:: Data lines ::
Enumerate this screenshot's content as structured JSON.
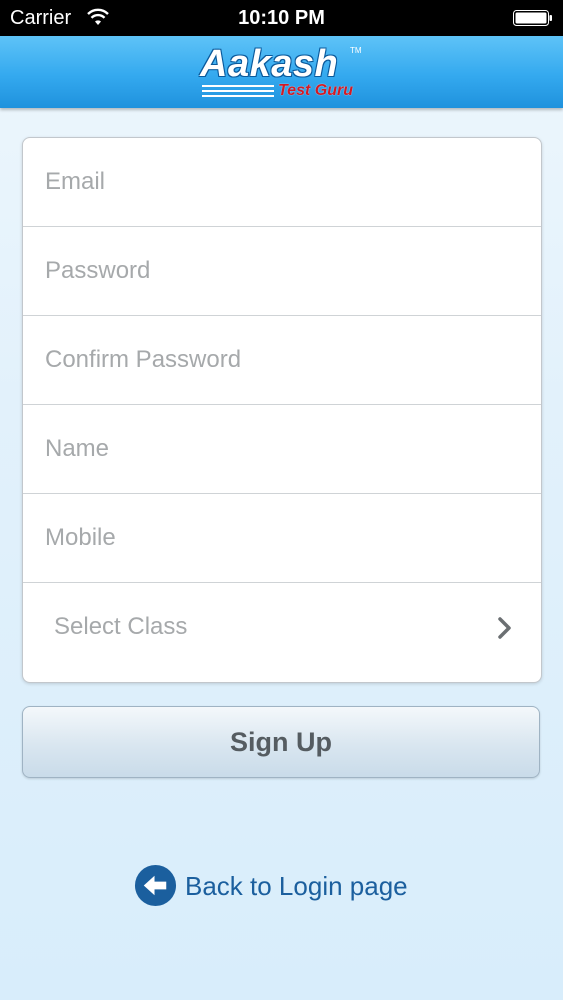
{
  "status_bar": {
    "carrier": "Carrier",
    "time": "10:10 PM",
    "icons": [
      "wifi-icon",
      "battery-icon"
    ]
  },
  "header": {
    "logo_title": "Aakash",
    "logo_subtitle": "Test Guru",
    "logo_trademark": "TM",
    "colors": {
      "bar": "#34a9ef",
      "logo_accent": "#d21a24"
    }
  },
  "form": {
    "fields": [
      {
        "placeholder": "Email",
        "value": ""
      },
      {
        "placeholder": "Password",
        "value": ""
      },
      {
        "placeholder": "Confirm Password",
        "value": ""
      },
      {
        "placeholder": "Name",
        "value": ""
      },
      {
        "placeholder": "Mobile",
        "value": ""
      }
    ],
    "select_class": {
      "label": "Select Class",
      "icon": "chevron-right-icon"
    }
  },
  "signup_button": {
    "label": "Sign Up"
  },
  "back_link": {
    "label": "Back to Login page",
    "icon": "back-arrow-icon",
    "color": "#1b5f9e"
  }
}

:: Exercise goal ::
Without the pictures, extract every entry verbatim.

:: Solution ::
Enumerate this screenshot's content as structured JSON.
{
  "status_bar": {
    "carrier": "Carrier",
    "time": "10:10 PM",
    "icons": [
      "wifi-icon",
      "battery-icon"
    ]
  },
  "header": {
    "logo_title": "Aakash",
    "logo_subtitle": "Test Guru",
    "logo_trademark": "TM",
    "colors": {
      "bar": "#34a9ef",
      "logo_accent": "#d21a24"
    }
  },
  "form": {
    "fields": [
      {
        "placeholder": "Email",
        "value": ""
      },
      {
        "placeholder": "Password",
        "value": ""
      },
      {
        "placeholder": "Confirm Password",
        "value": ""
      },
      {
        "placeholder": "Name",
        "value": ""
      },
      {
        "placeholder": "Mobile",
        "value": ""
      }
    ],
    "select_class": {
      "label": "Select Class",
      "icon": "chevron-right-icon"
    }
  },
  "signup_button": {
    "label": "Sign Up"
  },
  "back_link": {
    "label": "Back to Login page",
    "icon": "back-arrow-icon",
    "color": "#1b5f9e"
  }
}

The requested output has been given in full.